+++ Input for this task +++
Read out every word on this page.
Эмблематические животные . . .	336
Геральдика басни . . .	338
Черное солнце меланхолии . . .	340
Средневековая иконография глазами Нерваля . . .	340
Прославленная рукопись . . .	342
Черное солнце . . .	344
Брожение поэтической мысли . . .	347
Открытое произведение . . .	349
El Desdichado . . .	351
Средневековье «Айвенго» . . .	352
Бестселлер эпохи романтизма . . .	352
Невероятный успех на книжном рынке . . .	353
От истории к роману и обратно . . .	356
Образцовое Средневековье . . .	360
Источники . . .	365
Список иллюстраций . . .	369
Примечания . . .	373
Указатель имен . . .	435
+++
Instruction
Write out all records exactly, keeping every detail.

The solution
Read out every word on this page.
Эмблематические животные . . .	336
Геральдика басни . . .	338
Черное солнце меланхолии . . .	340
Средневековая иконография глазами Нерваля . . .	340
Прославленная рукопись . . .	342
Черное солнце . . .	344
Брожение поэтической мысли . . .	347
Открытое произведение . . .	349
El Desdichado . . .	351
Средневековье «Айвенго» . . .	352
Бестселлер эпохи романтизма . . .	352
Невероятный успех на книжном рынке . . .	353
От истории к роману и обратно . . .	356
Образцовое Средневековье . . .	360
Источники . . .	365
Список иллюстраций . . .	369
Примечания . . .	373
Указатель имен . . .	435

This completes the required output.